## EXERCISE REQUIREMENTS
Reproduce the line that contains "What does this" and every line after it through the end of the records, exactly, with nothing added.

..............................

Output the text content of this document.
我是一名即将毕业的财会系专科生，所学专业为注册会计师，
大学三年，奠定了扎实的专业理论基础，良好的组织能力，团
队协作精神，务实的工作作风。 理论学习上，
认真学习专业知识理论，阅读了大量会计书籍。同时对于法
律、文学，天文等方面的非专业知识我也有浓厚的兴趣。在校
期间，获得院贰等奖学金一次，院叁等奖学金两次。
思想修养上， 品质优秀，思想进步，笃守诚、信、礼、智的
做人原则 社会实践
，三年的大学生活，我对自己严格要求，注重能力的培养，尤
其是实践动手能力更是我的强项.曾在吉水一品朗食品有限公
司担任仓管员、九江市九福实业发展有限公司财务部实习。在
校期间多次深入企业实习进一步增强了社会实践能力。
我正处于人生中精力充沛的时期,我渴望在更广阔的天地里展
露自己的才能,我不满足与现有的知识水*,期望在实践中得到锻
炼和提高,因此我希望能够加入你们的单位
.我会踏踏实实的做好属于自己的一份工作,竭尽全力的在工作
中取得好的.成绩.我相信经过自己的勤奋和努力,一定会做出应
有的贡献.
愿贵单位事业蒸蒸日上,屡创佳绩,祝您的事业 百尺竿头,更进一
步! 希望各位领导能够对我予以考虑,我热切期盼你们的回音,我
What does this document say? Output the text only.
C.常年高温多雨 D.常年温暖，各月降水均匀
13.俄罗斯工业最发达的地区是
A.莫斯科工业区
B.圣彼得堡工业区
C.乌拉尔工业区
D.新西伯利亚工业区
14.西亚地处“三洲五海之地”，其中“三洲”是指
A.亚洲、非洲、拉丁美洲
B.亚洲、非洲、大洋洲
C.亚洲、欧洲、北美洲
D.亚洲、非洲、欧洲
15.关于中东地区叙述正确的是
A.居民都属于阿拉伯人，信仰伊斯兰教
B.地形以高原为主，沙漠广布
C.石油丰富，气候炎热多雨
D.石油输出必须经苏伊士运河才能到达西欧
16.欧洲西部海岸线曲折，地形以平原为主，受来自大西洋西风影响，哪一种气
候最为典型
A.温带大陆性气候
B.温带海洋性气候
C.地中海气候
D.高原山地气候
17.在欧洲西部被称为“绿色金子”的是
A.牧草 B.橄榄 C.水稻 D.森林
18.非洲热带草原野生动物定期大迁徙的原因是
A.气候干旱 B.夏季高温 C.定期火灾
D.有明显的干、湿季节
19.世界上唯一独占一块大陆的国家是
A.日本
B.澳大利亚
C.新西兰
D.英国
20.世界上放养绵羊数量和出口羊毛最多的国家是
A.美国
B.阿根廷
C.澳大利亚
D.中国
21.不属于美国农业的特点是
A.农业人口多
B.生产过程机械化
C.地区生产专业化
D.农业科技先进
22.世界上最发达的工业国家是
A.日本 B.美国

..............................

## SOLUTION TO THIS TASK
What does this document say? Output the text only.
C.常年高温多雨 D.常年温暖，各月降水均匀
13.俄罗斯工业最发达的地区是
A.莫斯科工业区
B.圣彼得堡工业区
C.乌拉尔工业区
D.新西伯利亚工业区
14.西亚地处“三洲五海之地”，其中“三洲”是指
A.亚洲、非洲、拉丁美洲
B.亚洲、非洲、大洋洲
C.亚洲、欧洲、北美洲
D.亚洲、非洲、欧洲
15.关于中东地区叙述正确的是
A.居民都属于阿拉伯人，信仰伊斯兰教
B.地形以高原为主，沙漠广布
C.石油丰富，气候炎热多雨
D.石油输出必须经苏伊士运河才能到达西欧
16.欧洲西部海岸线曲折，地形以平原为主，受来自大西洋西风影响，哪一种气
候最为典型
A.温带大陆性气候
B.温带海洋性气候
C.地中海气候
D.高原山地气候
17.在欧洲西部被称为“绿色金子”的是
A.牧草 B.橄榄 C.水稻 D.森林
18.非洲热带草原野生动物定期大迁徙的原因是
A.气候干旱 B.夏季高温 C.定期火灾
D.有明显的干、湿季节
19.世界上唯一独占一块大陆的国家是
A.日本
B.澳大利亚
C.新西兰
D.英国
20.世界上放养绵羊数量和出口羊毛最多的国家是
A.美国
B.阿根廷
C.澳大利亚
D.中国
21.不属于美国农业的特点是
A.农业人口多
B.生产过程机械化
C.地区生产专业化
D.农业科技先进
22.世界上最发达的工业国家是
A.日本 B.美国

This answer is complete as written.